Figure record extracts:
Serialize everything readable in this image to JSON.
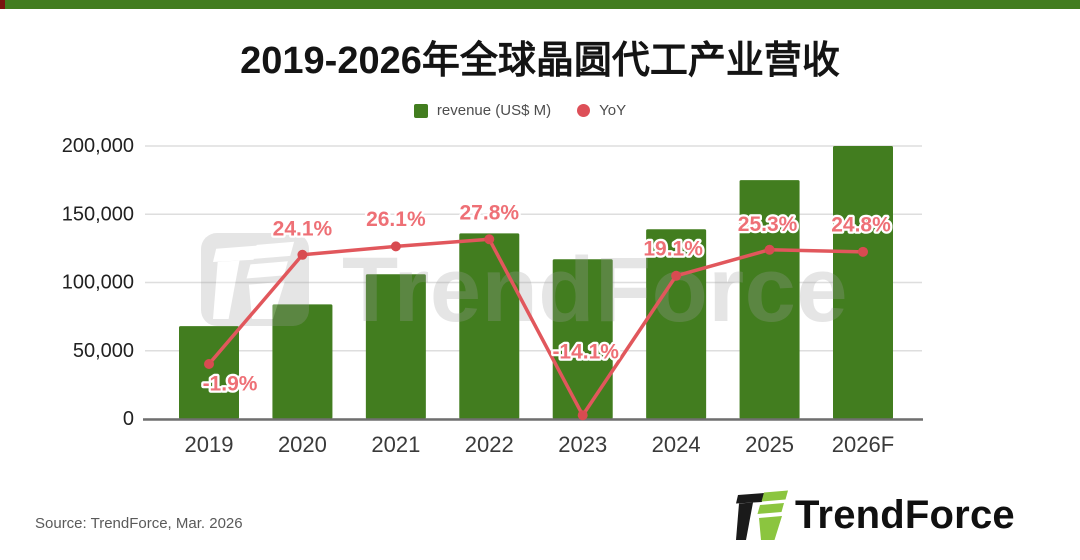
{
  "page": {
    "title": "2019-2026年全球晶圆代工产业营收"
  },
  "top_bar": {
    "color": "#427d1f",
    "corner_color": "#7a1410"
  },
  "legend": {
    "items": [
      {
        "label": "revenue (US$ M)",
        "marker": "square",
        "color": "#427d1f"
      },
      {
        "label": "YoY",
        "marker": "circle",
        "color": "#dd4f58"
      }
    ]
  },
  "chart_data": {
    "type": "bar+line",
    "title": "2019-2026年全球晶圆代工产业营收",
    "categories": [
      "2019",
      "2020",
      "2021",
      "2022",
      "2023",
      "2024",
      "2025",
      "2026F"
    ],
    "series": [
      {
        "name": "revenue (US$ M)",
        "type": "bar",
        "color": "#427d1f",
        "values": [
          68000,
          84000,
          106000,
          136000,
          117000,
          139000,
          175000,
          200000
        ]
      },
      {
        "name": "YoY",
        "type": "line",
        "color": "#e1575c",
        "point_color": "#d84b51",
        "values_percent": [
          -1.9,
          24.1,
          26.1,
          27.8,
          -14.1,
          19.1,
          25.3,
          24.8
        ],
        "labels": [
          "-1.9%",
          "24.1%",
          "26.1%",
          "27.8%",
          "-14.1%",
          "19.1%",
          "25.3%",
          "24.8%"
        ]
      }
    ],
    "y_axis": {
      "min": 0,
      "max": 200000,
      "ticks": [
        {
          "value": 0,
          "label": "0"
        },
        {
          "value": 50000,
          "label": "50,000"
        },
        {
          "value": 100000,
          "label": "100,000"
        },
        {
          "value": 150000,
          "label": "150,000"
        },
        {
          "value": 200000,
          "label": "200,000"
        }
      ]
    },
    "y2_axis": {
      "min": -15,
      "max": 50,
      "visible": false
    },
    "grid": true,
    "legend_position": "top"
  },
  "watermark": {
    "text": "TrendForce"
  },
  "footer": {
    "source": "Source: TrendForce, Mar. 2026",
    "logo_text": "TrendForce",
    "logo_colors": {
      "dark": "#1a1a1a",
      "green": "#8bc53f"
    }
  }
}
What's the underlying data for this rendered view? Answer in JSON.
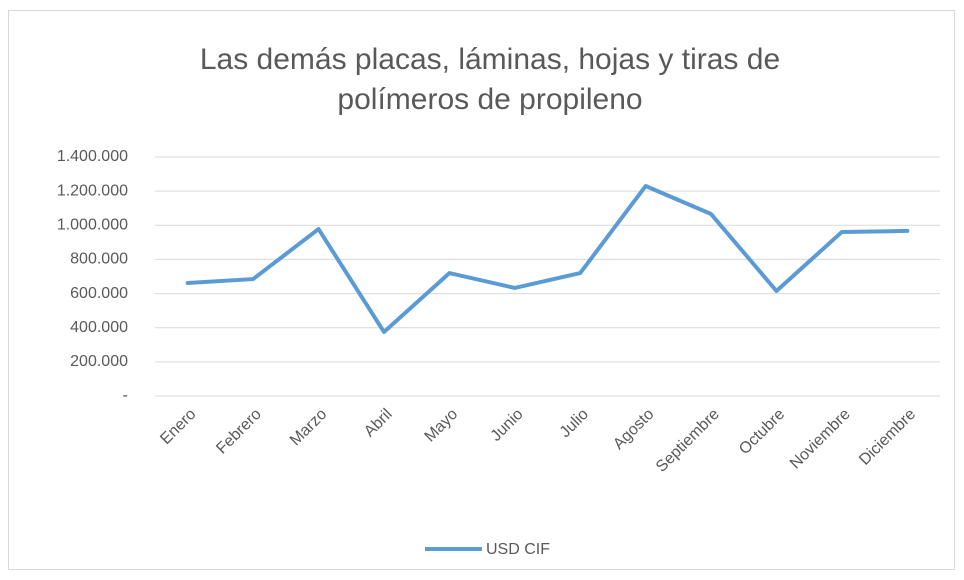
{
  "chart_data": {
    "type": "line",
    "title": "Las demás placas, láminas, hojas y tiras de polímeros de propileno",
    "categories": [
      "Enero",
      "Febrero",
      "Marzo",
      "Abril",
      "Mayo",
      "Junio",
      "Julio",
      "Agosto",
      "Septiembre",
      "Octubre",
      "Noviembre",
      "Diciembre"
    ],
    "series": [
      {
        "name": "USD CIF",
        "color": "#5b9bd5",
        "values": [
          662000,
          685000,
          978000,
          375000,
          720000,
          633000,
          720000,
          1230000,
          1066000,
          615000,
          961000,
          967000
        ]
      }
    ],
    "ylim": [
      0,
      1400000
    ],
    "yticks": [
      {
        "value": 0,
        "label": "-"
      },
      {
        "value": 200000,
        "label": "200.000"
      },
      {
        "value": 400000,
        "label": "400.000"
      },
      {
        "value": 600000,
        "label": "600.000"
      },
      {
        "value": 800000,
        "label": "800.000"
      },
      {
        "value": 1000000,
        "label": "1.000.000"
      },
      {
        "value": 1200000,
        "label": "1.200.000"
      },
      {
        "value": 1400000,
        "label": "1.400.000"
      }
    ],
    "grid": true,
    "legend": "bottom"
  }
}
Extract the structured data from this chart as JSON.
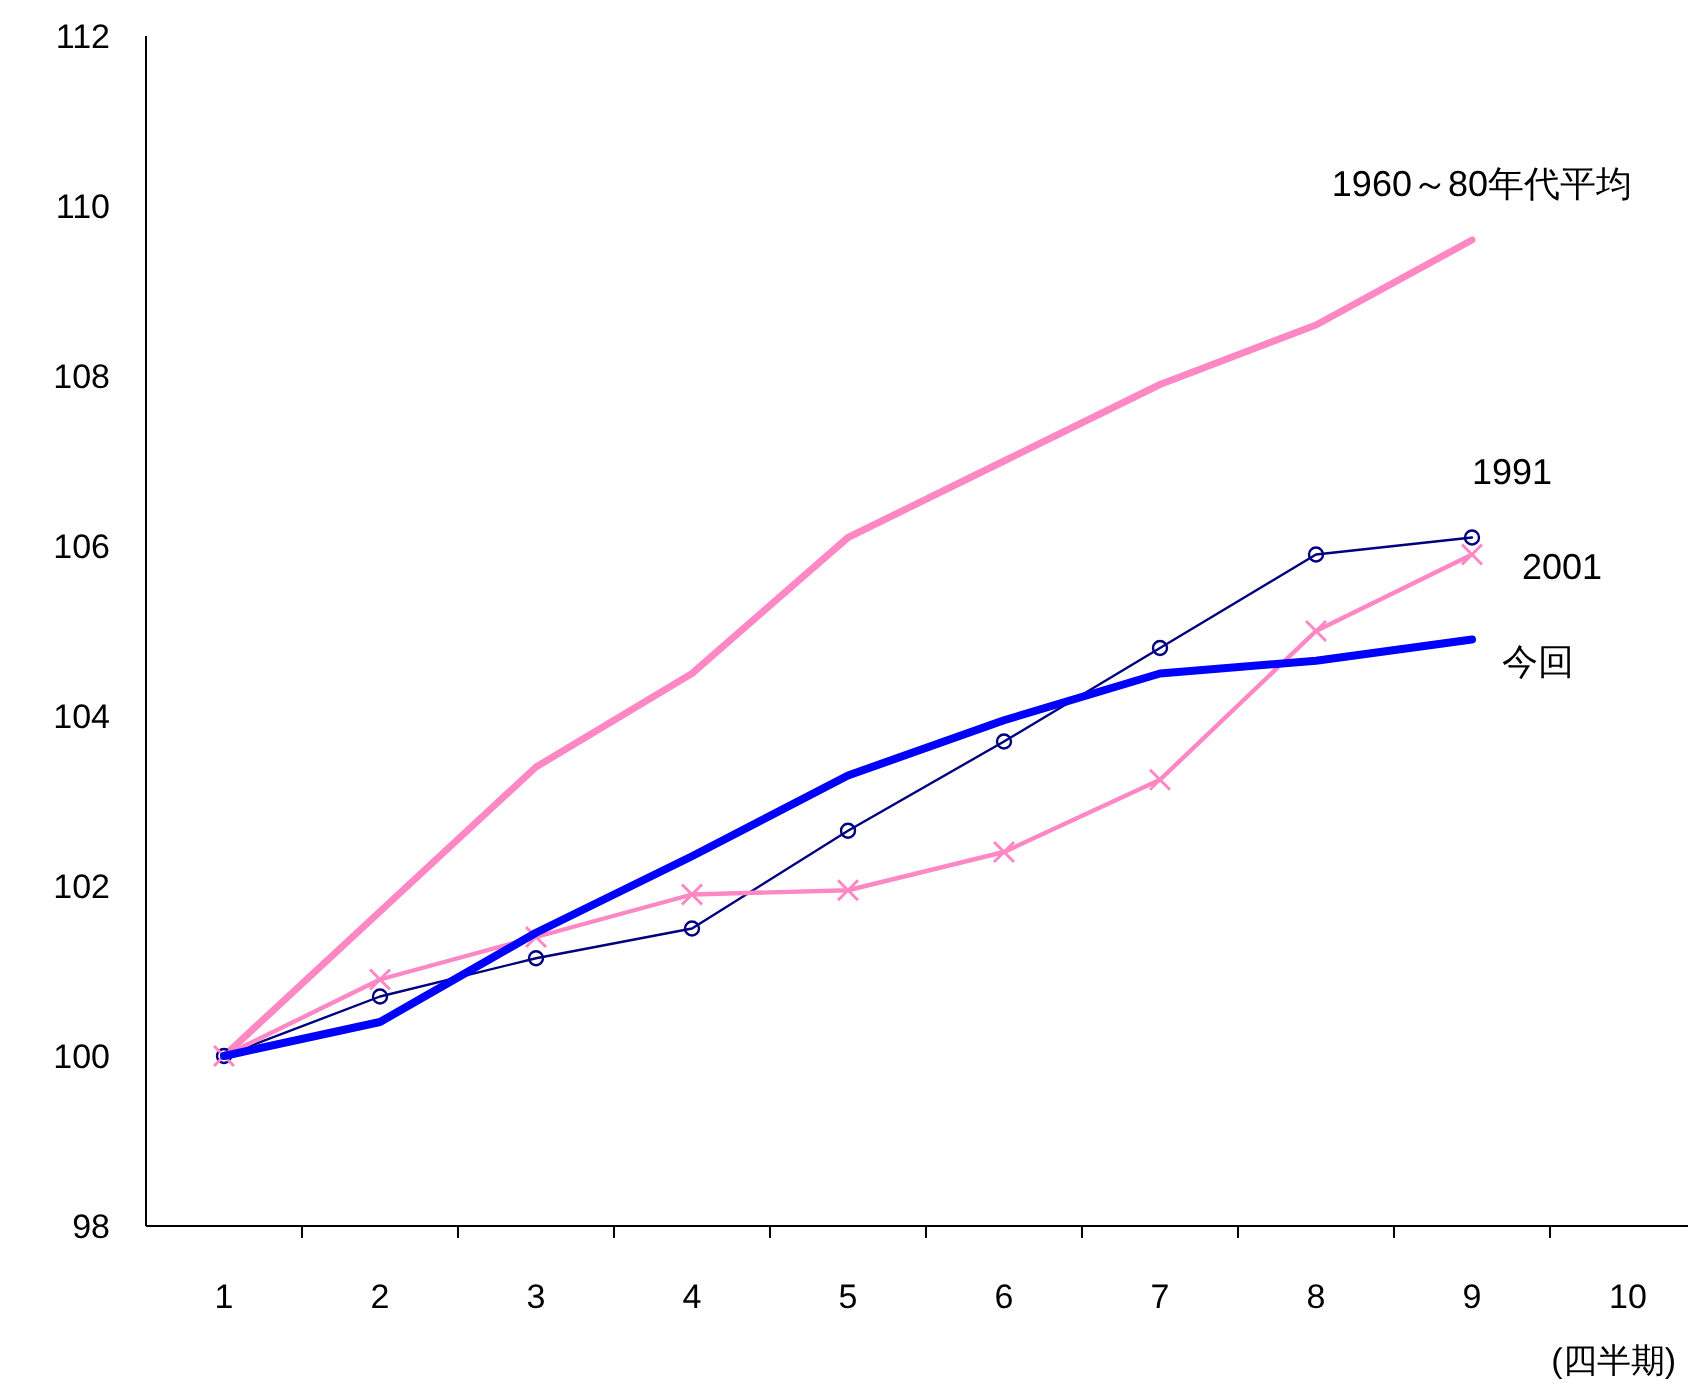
{
  "chart_data": {
    "type": "line",
    "xlabel": "(四半期)",
    "categories": [
      "1",
      "2",
      "3",
      "4",
      "5",
      "6",
      "7",
      "8",
      "9",
      "10"
    ],
    "ylim": [
      98,
      112
    ],
    "yticks": [
      98,
      100,
      102,
      104,
      106,
      108,
      110,
      112
    ],
    "grid": false,
    "series": [
      {
        "name": "1960～80年代平均",
        "color": "#ff88c4",
        "marker": "none",
        "values": [
          100,
          101.7,
          103.4,
          104.5,
          106.1,
          107.0,
          107.9,
          108.6,
          109.6,
          null
        ]
      },
      {
        "name": "1991",
        "color": "#000080",
        "marker": "circle",
        "values": [
          100,
          100.7,
          101.15,
          101.5,
          102.65,
          103.7,
          104.8,
          105.9,
          106.1,
          null
        ]
      },
      {
        "name": "2001",
        "color": "#ff88c4",
        "marker": "cross",
        "values": [
          100,
          100.9,
          101.4,
          101.9,
          101.95,
          102.4,
          103.25,
          105.0,
          105.9,
          null
        ]
      },
      {
        "name": "今回",
        "color": "#0000ff",
        "marker": "none",
        "values": [
          100,
          100.4,
          101.45,
          102.35,
          103.3,
          103.95,
          104.5,
          104.65,
          104.9,
          null
        ]
      }
    ]
  }
}
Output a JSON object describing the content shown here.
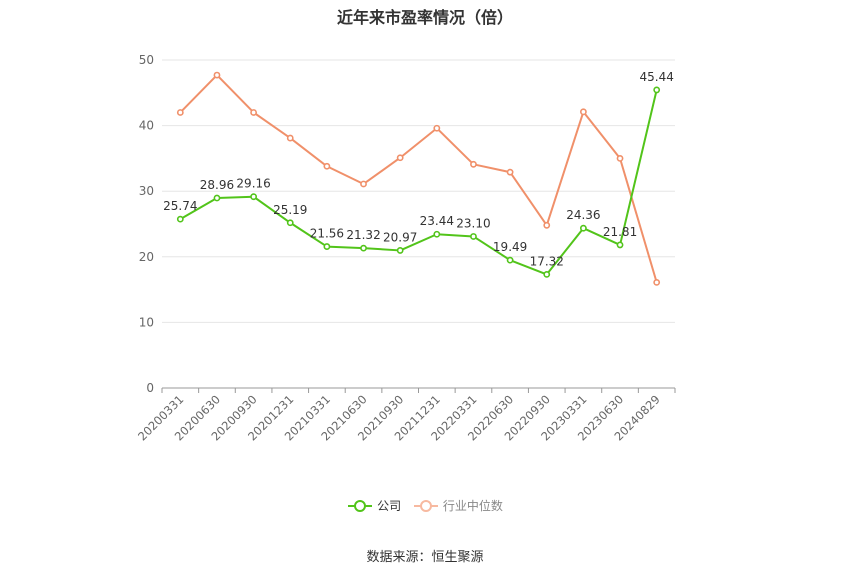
{
  "title": "近年来市盈率情况（倍）",
  "source": "数据来源：恒生聚源",
  "chart_data": {
    "type": "line",
    "title": "近年来市盈率情况（倍）",
    "categories": [
      "20200331",
      "20200630",
      "20200930",
      "20201231",
      "20210331",
      "20210630",
      "20210930",
      "20211231",
      "20220331",
      "20220630",
      "20220930",
      "20230331",
      "20230630",
      "20240829"
    ],
    "series": [
      {
        "name": "公司",
        "color": "#52c41a",
        "values": [
          25.74,
          28.96,
          29.16,
          25.19,
          21.56,
          21.32,
          20.97,
          23.44,
          23.1,
          19.49,
          17.32,
          24.36,
          21.81,
          45.44
        ],
        "labels": [
          "25.74",
          "28.96",
          "29.16",
          "25.19",
          "21.56",
          "21.32",
          "20.97",
          "23.44",
          "23.10",
          "19.49",
          "17.32",
          "24.36",
          "21.81",
          "45.44"
        ]
      },
      {
        "name": "行业中位数",
        "color": "#f0906a",
        "values": [
          42.0,
          47.7,
          42.0,
          38.1,
          33.8,
          31.1,
          35.1,
          39.6,
          34.1,
          32.9,
          24.8,
          42.1,
          35.0,
          16.1
        ]
      }
    ],
    "ylim": [
      0,
      50
    ],
    "yticks": [
      "0",
      "10",
      "20",
      "30",
      "40",
      "50"
    ],
    "grid": true,
    "legend_position": "bottom"
  }
}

Exercise brief:
Repeat the material above in full and exactly, omitting the pictures.

Right answer:
Serialize everything readable in this image to JSON.
{
  "page": {
    "title": "2019-2026年全球晶圆代工产业营收"
  },
  "top_bar": {
    "color": "#427d1f",
    "corner_color": "#7a1410"
  },
  "legend": {
    "items": [
      {
        "label": "revenue (US$ M)",
        "marker": "square",
        "color": "#427d1f"
      },
      {
        "label": "YoY",
        "marker": "circle",
        "color": "#dd4f58"
      }
    ]
  },
  "chart_data": {
    "type": "bar+line",
    "title": "2019-2026年全球晶圆代工产业营收",
    "categories": [
      "2019",
      "2020",
      "2021",
      "2022",
      "2023",
      "2024",
      "2025",
      "2026F"
    ],
    "series": [
      {
        "name": "revenue (US$ M)",
        "type": "bar",
        "color": "#427d1f",
        "values": [
          68000,
          84000,
          106000,
          136000,
          117000,
          139000,
          175000,
          200000
        ]
      },
      {
        "name": "YoY",
        "type": "line",
        "color": "#e1575c",
        "point_color": "#d84b51",
        "values_percent": [
          -1.9,
          24.1,
          26.1,
          27.8,
          -14.1,
          19.1,
          25.3,
          24.8
        ],
        "labels": [
          "-1.9%",
          "24.1%",
          "26.1%",
          "27.8%",
          "-14.1%",
          "19.1%",
          "25.3%",
          "24.8%"
        ]
      }
    ],
    "y_axis": {
      "min": 0,
      "max": 200000,
      "ticks": [
        {
          "value": 0,
          "label": "0"
        },
        {
          "value": 50000,
          "label": "50,000"
        },
        {
          "value": 100000,
          "label": "100,000"
        },
        {
          "value": 150000,
          "label": "150,000"
        },
        {
          "value": 200000,
          "label": "200,000"
        }
      ]
    },
    "y2_axis": {
      "min": -15,
      "max": 50,
      "visible": false
    },
    "grid": true,
    "legend_position": "top"
  },
  "watermark": {
    "text": "TrendForce"
  },
  "footer": {
    "source": "Source: TrendForce, Mar. 2026",
    "logo_text": "TrendForce",
    "logo_colors": {
      "dark": "#1a1a1a",
      "green": "#8bc53f"
    }
  }
}
What's the underlying data for this rendered view? Answer in JSON.
{
  "chart_data": {
    "type": "line",
    "title": "Las demás placas, láminas, hojas y tiras de polímeros de propileno",
    "categories": [
      "Enero",
      "Febrero",
      "Marzo",
      "Abril",
      "Mayo",
      "Junio",
      "Julio",
      "Agosto",
      "Septiembre",
      "Octubre",
      "Noviembre",
      "Diciembre"
    ],
    "series": [
      {
        "name": "USD CIF",
        "color": "#5b9bd5",
        "values": [
          662000,
          685000,
          978000,
          375000,
          720000,
          633000,
          720000,
          1230000,
          1066000,
          615000,
          961000,
          967000
        ]
      }
    ],
    "ylim": [
      0,
      1400000
    ],
    "yticks": [
      {
        "value": 0,
        "label": "-"
      },
      {
        "value": 200000,
        "label": "200.000"
      },
      {
        "value": 400000,
        "label": "400.000"
      },
      {
        "value": 600000,
        "label": "600.000"
      },
      {
        "value": 800000,
        "label": "800.000"
      },
      {
        "value": 1000000,
        "label": "1.000.000"
      },
      {
        "value": 1200000,
        "label": "1.200.000"
      },
      {
        "value": 1400000,
        "label": "1.400.000"
      }
    ],
    "grid": true,
    "legend": "bottom"
  }
}
Extract the structured data from this chart as JSON.
{
  "chart_data": {
    "type": "line",
    "xlabel": "(四半期)",
    "categories": [
      "1",
      "2",
      "3",
      "4",
      "5",
      "6",
      "7",
      "8",
      "9",
      "10"
    ],
    "ylim": [
      98,
      112
    ],
    "yticks": [
      98,
      100,
      102,
      104,
      106,
      108,
      110,
      112
    ],
    "grid": false,
    "series": [
      {
        "name": "1960～80年代平均",
        "color": "#ff88c4",
        "marker": "none",
        "values": [
          100,
          101.7,
          103.4,
          104.5,
          106.1,
          107.0,
          107.9,
          108.6,
          109.6,
          null
        ]
      },
      {
        "name": "1991",
        "color": "#000080",
        "marker": "circle",
        "values": [
          100,
          100.7,
          101.15,
          101.5,
          102.65,
          103.7,
          104.8,
          105.9,
          106.1,
          null
        ]
      },
      {
        "name": "2001",
        "color": "#ff88c4",
        "marker": "cross",
        "values": [
          100,
          100.9,
          101.4,
          101.9,
          101.95,
          102.4,
          103.25,
          105.0,
          105.9,
          null
        ]
      },
      {
        "name": "今回",
        "color": "#0000ff",
        "marker": "none",
        "values": [
          100,
          100.4,
          101.45,
          102.35,
          103.3,
          103.95,
          104.5,
          104.65,
          104.9,
          null
        ]
      }
    ]
  }
}
Output a JSON object describing the content shown here.
{
  "title": "近年来市盈率情况（倍）",
  "source": "数据来源：恒生聚源",
  "chart_data": {
    "type": "line",
    "title": "近年来市盈率情况（倍）",
    "categories": [
      "20200331",
      "20200630",
      "20200930",
      "20201231",
      "20210331",
      "20210630",
      "20210930",
      "20211231",
      "20220331",
      "20220630",
      "20220930",
      "20230331",
      "20230630",
      "20240829"
    ],
    "series": [
      {
        "name": "公司",
        "color": "#52c41a",
        "values": [
          25.74,
          28.96,
          29.16,
          25.19,
          21.56,
          21.32,
          20.97,
          23.44,
          23.1,
          19.49,
          17.32,
          24.36,
          21.81,
          45.44
        ],
        "labels": [
          "25.74",
          "28.96",
          "29.16",
          "25.19",
          "21.56",
          "21.32",
          "20.97",
          "23.44",
          "23.10",
          "19.49",
          "17.32",
          "24.36",
          "21.81",
          "45.44"
        ]
      },
      {
        "name": "行业中位数",
        "color": "#f0906a",
        "values": [
          42.0,
          47.7,
          42.0,
          38.1,
          33.8,
          31.1,
          35.1,
          39.6,
          34.1,
          32.9,
          24.8,
          42.1,
          35.0,
          16.1
        ]
      }
    ],
    "ylim": [
      0,
      50
    ],
    "yticks": [
      "0",
      "10",
      "20",
      "30",
      "40",
      "50"
    ],
    "grid": true,
    "legend_position": "bottom"
  }
}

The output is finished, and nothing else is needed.